■ EXERCISE ■
Check each line of the material below, and copy it if it holds the string "History".

[Rows from a dataset]
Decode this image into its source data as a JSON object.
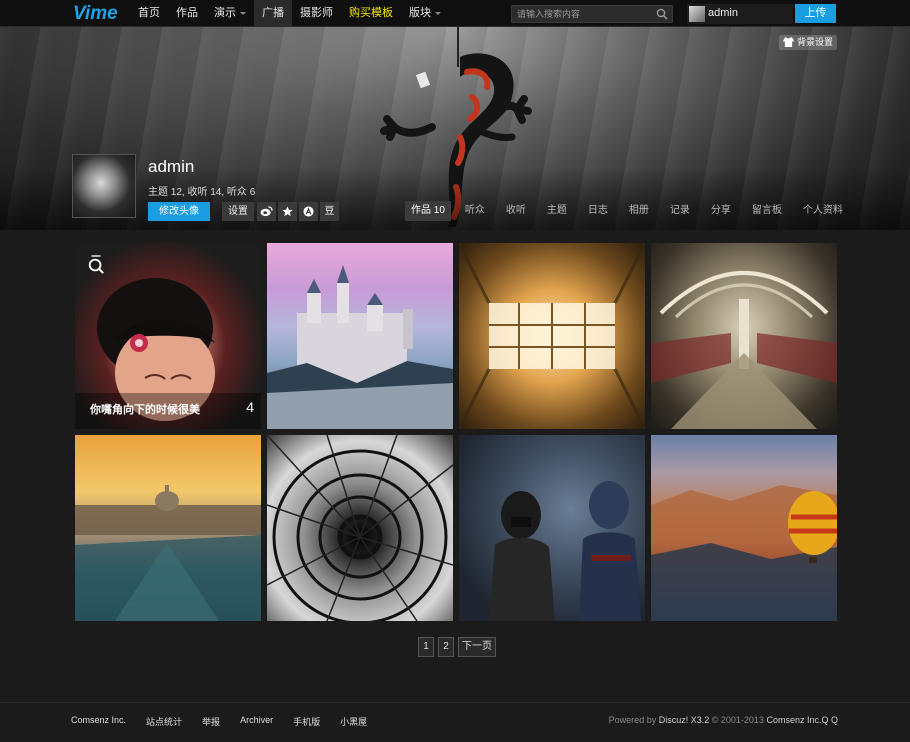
{
  "brand": {
    "logo": "Vime",
    "accent": "#1a9de1",
    "highlight": "#f2e600"
  },
  "nav": {
    "items": [
      {
        "label": "首页"
      },
      {
        "label": "作品"
      },
      {
        "label": "演示",
        "dropdown": true
      },
      {
        "label": "广播",
        "active": true
      },
      {
        "label": "摄影师"
      },
      {
        "label": "购买模板",
        "highlight": true
      },
      {
        "label": "版块",
        "dropdown": true
      }
    ]
  },
  "search": {
    "placeholder": "请输入搜索内容",
    "icon": "search-icon"
  },
  "user": {
    "name": "admin",
    "upload": "上传"
  },
  "banner": {
    "bg_setting": "背景设置"
  },
  "profile": {
    "name": "admin",
    "stats": "主题 12,   收听 14,   听众 6",
    "edit_avatar": "修改头像",
    "settings": "设置",
    "sns": [
      "weibo-icon",
      "star-icon",
      "a-icon",
      "douban-icon"
    ],
    "sns_douban": "豆",
    "tabs": [
      {
        "label": "作品 10",
        "active": true
      },
      {
        "label": "听众"
      },
      {
        "label": "收听"
      },
      {
        "label": "主题"
      },
      {
        "label": "日志"
      },
      {
        "label": "相册"
      },
      {
        "label": "记录"
      },
      {
        "label": "分享"
      },
      {
        "label": "留言板"
      },
      {
        "label": "个人资料"
      }
    ]
  },
  "gallery": {
    "featured": {
      "caption": "你嘴角向下的时候很美",
      "count": "4"
    },
    "tiles": [
      "portrait",
      "castle",
      "ceiling",
      "subway",
      "city-bridge",
      "spiral-stairs",
      "toy-figures",
      "balloon-valley"
    ]
  },
  "pager": {
    "pages": [
      "1",
      "2"
    ],
    "next": "下一页"
  },
  "footer": {
    "links": [
      "Comsenz Inc.",
      "站点统计",
      "举报",
      "Archiver",
      "手机版",
      "小黑屋"
    ],
    "powered": "Powered by",
    "product": "Discuz! X3.2",
    "copyright": "© 2001-2013",
    "company": "Comsenz Inc.",
    "qq": "Q Q"
  }
}
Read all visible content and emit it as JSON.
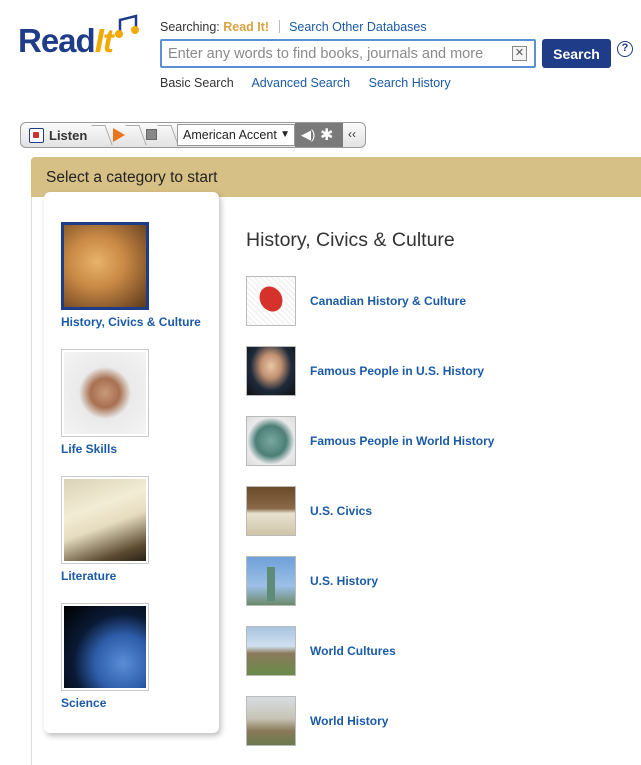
{
  "brand": {
    "name": "Read",
    "name_accent": "It"
  },
  "search": {
    "searching_prefix": "Searching:",
    "current_db": "Read It!",
    "other_db_link": "Search Other Databases",
    "placeholder": "Enter any words to find books, journals and more",
    "value": "",
    "button_label": "Search",
    "help_label": "?",
    "links": {
      "basic": "Basic Search",
      "advanced": "Advanced Search",
      "history": "Search History"
    }
  },
  "toolbar": {
    "listen_label": "Listen",
    "accent_selected": "American Accent",
    "collapse_label": "‹‹"
  },
  "panel": {
    "header": "Select a category to start",
    "categories": [
      {
        "label": "History, Civics & Culture",
        "selected": true,
        "icon": "pharaoh-statue-image"
      },
      {
        "label": "Life Skills",
        "selected": false,
        "icon": "handshake-image"
      },
      {
        "label": "Literature",
        "selected": false,
        "icon": "open-book-image"
      },
      {
        "label": "Science",
        "selected": false,
        "icon": "earth-image"
      }
    ]
  },
  "topics": {
    "title": "History, Civics & Culture",
    "items": [
      {
        "label": "Canadian History & Culture",
        "icon": "canada-stamp-image"
      },
      {
        "label": "Famous People in U.S. History",
        "icon": "president-portrait-image"
      },
      {
        "label": "Famous People in World History",
        "icon": "mandela-stamp-image"
      },
      {
        "label": "U.S. Civics",
        "icon": "gavel-book-image"
      },
      {
        "label": "U.S. History",
        "icon": "statue-of-liberty-image"
      },
      {
        "label": "World Cultures",
        "icon": "pyramid-image"
      },
      {
        "label": "World History",
        "icon": "great-wall-image"
      }
    ]
  },
  "colors": {
    "brand_blue": "#1f3c88",
    "brand_gold": "#f2a900",
    "link_blue": "#1a5aa6",
    "panel_header": "#d7c085",
    "play_orange": "#e8761a"
  }
}
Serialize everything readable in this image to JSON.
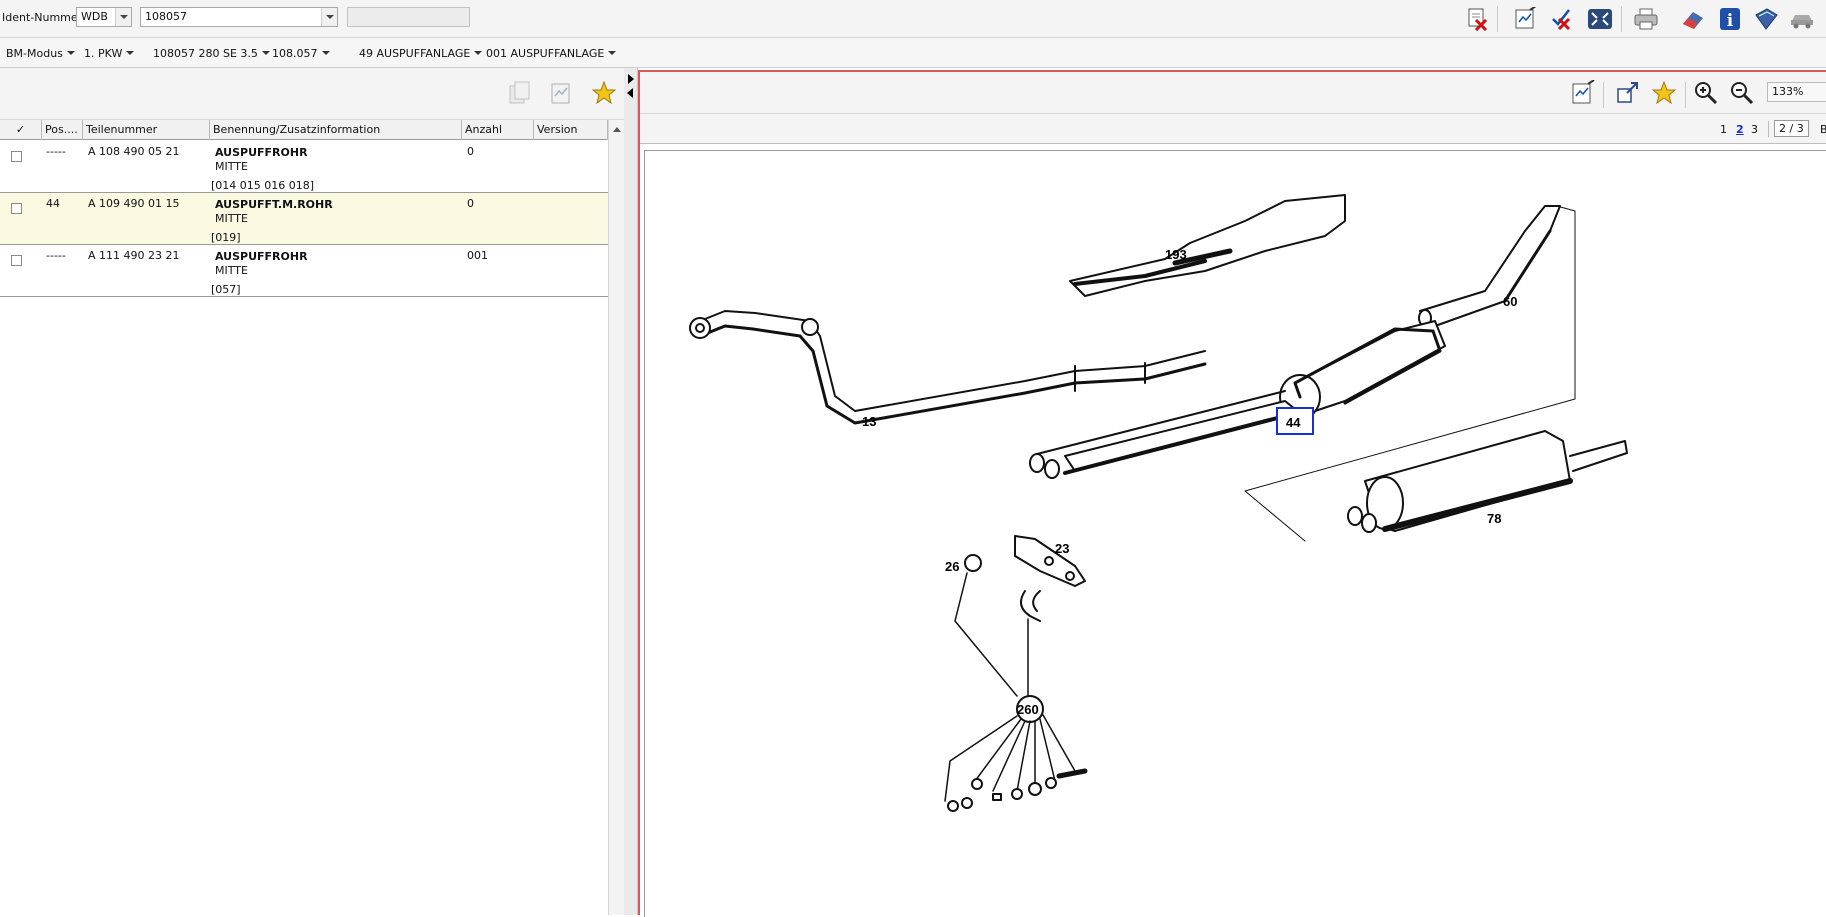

■ SOLUTION FOR THIS TASK ■
      "history": "Search History"
        "label": "History, Civics & Culture",
    "title": "History, Civics & Culture",
        "label": "Canadian History & Culture",
        "label": "Famous People in U.S. History",
        "label": "Famous People in World History",
        "label": "U.S. History",
        "label": "World History",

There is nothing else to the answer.